**What you will do**. Every record should be written out exactly, please.

**Entries**.
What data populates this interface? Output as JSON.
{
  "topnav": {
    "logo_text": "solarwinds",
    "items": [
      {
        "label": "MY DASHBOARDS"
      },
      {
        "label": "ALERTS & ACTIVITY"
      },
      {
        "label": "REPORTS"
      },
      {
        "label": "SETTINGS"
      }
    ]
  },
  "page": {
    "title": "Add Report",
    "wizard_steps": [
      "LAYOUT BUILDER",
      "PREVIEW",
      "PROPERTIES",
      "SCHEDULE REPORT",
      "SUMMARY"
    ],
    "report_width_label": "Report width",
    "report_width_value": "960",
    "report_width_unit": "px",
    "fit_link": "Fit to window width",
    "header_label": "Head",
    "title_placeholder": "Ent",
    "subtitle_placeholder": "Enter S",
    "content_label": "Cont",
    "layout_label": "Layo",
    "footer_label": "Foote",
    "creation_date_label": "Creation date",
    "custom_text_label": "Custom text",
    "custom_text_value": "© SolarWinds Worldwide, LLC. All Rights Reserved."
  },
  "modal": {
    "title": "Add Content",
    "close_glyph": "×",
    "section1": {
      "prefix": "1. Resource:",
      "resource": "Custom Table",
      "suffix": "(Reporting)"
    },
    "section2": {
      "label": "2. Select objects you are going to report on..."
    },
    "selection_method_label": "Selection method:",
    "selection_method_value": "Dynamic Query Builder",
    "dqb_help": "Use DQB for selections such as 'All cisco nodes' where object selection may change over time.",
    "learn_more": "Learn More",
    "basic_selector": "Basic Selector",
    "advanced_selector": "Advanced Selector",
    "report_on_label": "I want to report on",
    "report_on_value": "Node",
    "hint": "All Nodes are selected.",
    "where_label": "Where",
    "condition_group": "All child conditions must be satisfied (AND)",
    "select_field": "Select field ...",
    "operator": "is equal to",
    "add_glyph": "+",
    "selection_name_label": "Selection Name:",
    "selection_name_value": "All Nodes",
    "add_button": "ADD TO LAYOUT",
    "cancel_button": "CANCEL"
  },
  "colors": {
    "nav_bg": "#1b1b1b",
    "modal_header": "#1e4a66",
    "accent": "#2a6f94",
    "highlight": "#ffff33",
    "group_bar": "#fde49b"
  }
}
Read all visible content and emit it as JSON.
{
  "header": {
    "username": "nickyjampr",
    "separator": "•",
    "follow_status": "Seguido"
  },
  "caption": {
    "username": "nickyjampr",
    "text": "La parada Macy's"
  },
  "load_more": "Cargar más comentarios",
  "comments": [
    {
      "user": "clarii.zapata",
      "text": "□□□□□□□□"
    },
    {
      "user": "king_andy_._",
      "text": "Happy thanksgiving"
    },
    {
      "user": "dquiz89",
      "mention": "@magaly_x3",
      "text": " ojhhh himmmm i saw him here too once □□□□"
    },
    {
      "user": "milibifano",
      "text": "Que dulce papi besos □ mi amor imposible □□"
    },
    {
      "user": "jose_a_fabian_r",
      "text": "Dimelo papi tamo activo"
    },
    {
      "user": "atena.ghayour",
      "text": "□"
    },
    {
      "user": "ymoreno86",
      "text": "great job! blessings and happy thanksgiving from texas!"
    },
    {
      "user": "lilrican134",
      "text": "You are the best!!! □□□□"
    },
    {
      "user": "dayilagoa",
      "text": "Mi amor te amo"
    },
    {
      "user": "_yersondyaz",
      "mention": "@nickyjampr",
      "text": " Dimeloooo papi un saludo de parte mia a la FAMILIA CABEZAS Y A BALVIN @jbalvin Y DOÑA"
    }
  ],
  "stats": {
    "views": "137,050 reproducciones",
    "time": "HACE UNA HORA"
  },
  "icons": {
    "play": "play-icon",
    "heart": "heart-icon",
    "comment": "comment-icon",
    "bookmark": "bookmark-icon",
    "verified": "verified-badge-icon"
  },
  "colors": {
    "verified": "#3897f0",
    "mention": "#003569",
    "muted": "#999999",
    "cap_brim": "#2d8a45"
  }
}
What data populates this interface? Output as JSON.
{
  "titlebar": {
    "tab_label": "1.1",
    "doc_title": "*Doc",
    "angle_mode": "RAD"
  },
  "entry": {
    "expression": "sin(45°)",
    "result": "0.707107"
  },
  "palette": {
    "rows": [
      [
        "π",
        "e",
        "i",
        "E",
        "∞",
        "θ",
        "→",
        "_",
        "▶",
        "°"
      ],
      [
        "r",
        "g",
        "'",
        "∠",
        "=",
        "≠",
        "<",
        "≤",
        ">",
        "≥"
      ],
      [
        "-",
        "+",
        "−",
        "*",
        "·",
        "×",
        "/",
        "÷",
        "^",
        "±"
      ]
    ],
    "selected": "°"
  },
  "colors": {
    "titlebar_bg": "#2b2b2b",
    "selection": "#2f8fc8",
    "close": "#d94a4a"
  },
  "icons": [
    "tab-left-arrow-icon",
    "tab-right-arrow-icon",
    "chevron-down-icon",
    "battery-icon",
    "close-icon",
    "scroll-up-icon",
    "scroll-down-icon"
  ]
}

**Exercise output**.
What data populates this interface? Output as JSON.
{
  "topnav": {
    "logo_text": "solarwinds",
    "items": [
      {
        "label": "MY DASHBOARDS"
      },
      {
        "label": "ALERTS & ACTIVITY"
      },
      {
        "label": "REPORTS"
      },
      {
        "label": "SETTINGS"
      }
    ]
  },
  "page": {
    "title": "Add Report",
    "wizard_steps": [
      "LAYOUT BUILDER",
      "PREVIEW",
      "PROPERTIES",
      "SCHEDULE REPORT",
      "SUMMARY"
    ],
    "report_width_label": "Report width",
    "report_width_value": "960",
    "report_width_unit": "px",
    "fit_link": "Fit to window width",
    "header_label": "Head",
    "title_placeholder": "Ent",
    "subtitle_placeholder": "Enter S",
    "content_label": "Cont",
    "layout_label": "Layo",
    "footer_label": "Foote",
    "creation_date_label": "Creation date",
    "custom_text_label": "Custom text",
    "custom_text_value": "© SolarWinds Worldwide, LLC. All Rights Reserved."
  },
  "modal": {
    "title": "Add Content",
    "close_glyph": "×",
    "section1": {
      "prefix": "1. Resource:",
      "resource": "Custom Table",
      "suffix": "(Reporting)"
    },
    "section2": {
      "label": "2. Select objects you are going to report on..."
    },
    "selection_method_label": "Selection method:",
    "selection_method_value": "Dynamic Query Builder",
    "dqb_help": "Use DQB for selections such as 'All cisco nodes' where object selection may change over time.",
    "learn_more": "Learn More",
    "basic_selector": "Basic Selector",
    "advanced_selector": "Advanced Selector",
    "report_on_label": "I want to report on",
    "report_on_value": "Node",
    "hint": "All Nodes are selected.",
    "where_label": "Where",
    "condition_group": "All child conditions must be satisfied (AND)",
    "select_field": "Select field ...",
    "operator": "is equal to",
    "add_glyph": "+",
    "selection_name_label": "Selection Name:",
    "selection_name_value": "All Nodes",
    "add_button": "ADD TO LAYOUT",
    "cancel_button": "CANCEL"
  },
  "colors": {
    "nav_bg": "#1b1b1b",
    "modal_header": "#1e4a66",
    "accent": "#2a6f94",
    "highlight": "#ffff33",
    "group_bar": "#fde49b"
  }
}
Read all visible content and emit it as JSON.
{
  "header": {
    "username": "nickyjampr",
    "separator": "•",
    "follow_status": "Seguido"
  },
  "caption": {
    "username": "nickyjampr",
    "text": "La parada Macy's"
  },
  "load_more": "Cargar más comentarios",
  "comments": [
    {
      "user": "clarii.zapata",
      "text": "□□□□□□□□"
    },
    {
      "user": "king_andy_._",
      "text": "Happy thanksgiving"
    },
    {
      "user": "dquiz89",
      "mention": "@magaly_x3",
      "text": " ojhhh himmmm i saw him here too once □□□□"
    },
    {
      "user": "milibifano",
      "text": "Que dulce papi besos □ mi amor imposible □□"
    },
    {
      "user": "jose_a_fabian_r",
      "text": "Dimelo papi tamo activo"
    },
    {
      "user": "atena.ghayour",
      "text": "□"
    },
    {
      "user": "ymoreno86",
      "text": "great job! blessings and happy thanksgiving from texas!"
    },
    {
      "user": "lilrican134",
      "text": "You are the best!!! □□□□"
    },
    {
      "user": "dayilagoa",
      "text": "Mi amor te amo"
    },
    {
      "user": "_yersondyaz",
      "mention": "@nickyjampr",
      "text": " Dimeloooo papi un saludo de parte mia a la FAMILIA CABEZAS Y A BALVIN @jbalvin Y DOÑA"
    }
  ],
  "stats": {
    "views": "137,050 reproducciones",
    "time": "HACE UNA HORA"
  },
  "icons": {
    "play": "play-icon",
    "heart": "heart-icon",
    "comment": "comment-icon",
    "bookmark": "bookmark-icon",
    "verified": "verified-badge-icon"
  },
  "colors": {
    "verified": "#3897f0",
    "mention": "#003569",
    "muted": "#999999",
    "cap_brim": "#2d8a45"
  }
}
What data populates this interface? Output as JSON.
{
  "titlebar": {
    "tab_label": "1.1",
    "doc_title": "*Doc",
    "angle_mode": "RAD"
  },
  "entry": {
    "expression": "sin(45°)",
    "result": "0.707107"
  },
  "palette": {
    "rows": [
      [
        "π",
        "e",
        "i",
        "E",
        "∞",
        "θ",
        "→",
        "_",
        "▶",
        "°"
      ],
      [
        "r",
        "g",
        "'",
        "∠",
        "=",
        "≠",
        "<",
        "≤",
        ">",
        "≥"
      ],
      [
        "-",
        "+",
        "−",
        "*",
        "·",
        "×",
        "/",
        "÷",
        "^",
        "±"
      ]
    ],
    "selected": "°"
  },
  "colors": {
    "titlebar_bg": "#2b2b2b",
    "selection": "#2f8fc8",
    "close": "#d94a4a"
  },
  "icons": [
    "tab-left-arrow-icon",
    "tab-right-arrow-icon",
    "chevron-down-icon",
    "battery-icon",
    "close-icon",
    "scroll-up-icon",
    "scroll-down-icon"
  ]
}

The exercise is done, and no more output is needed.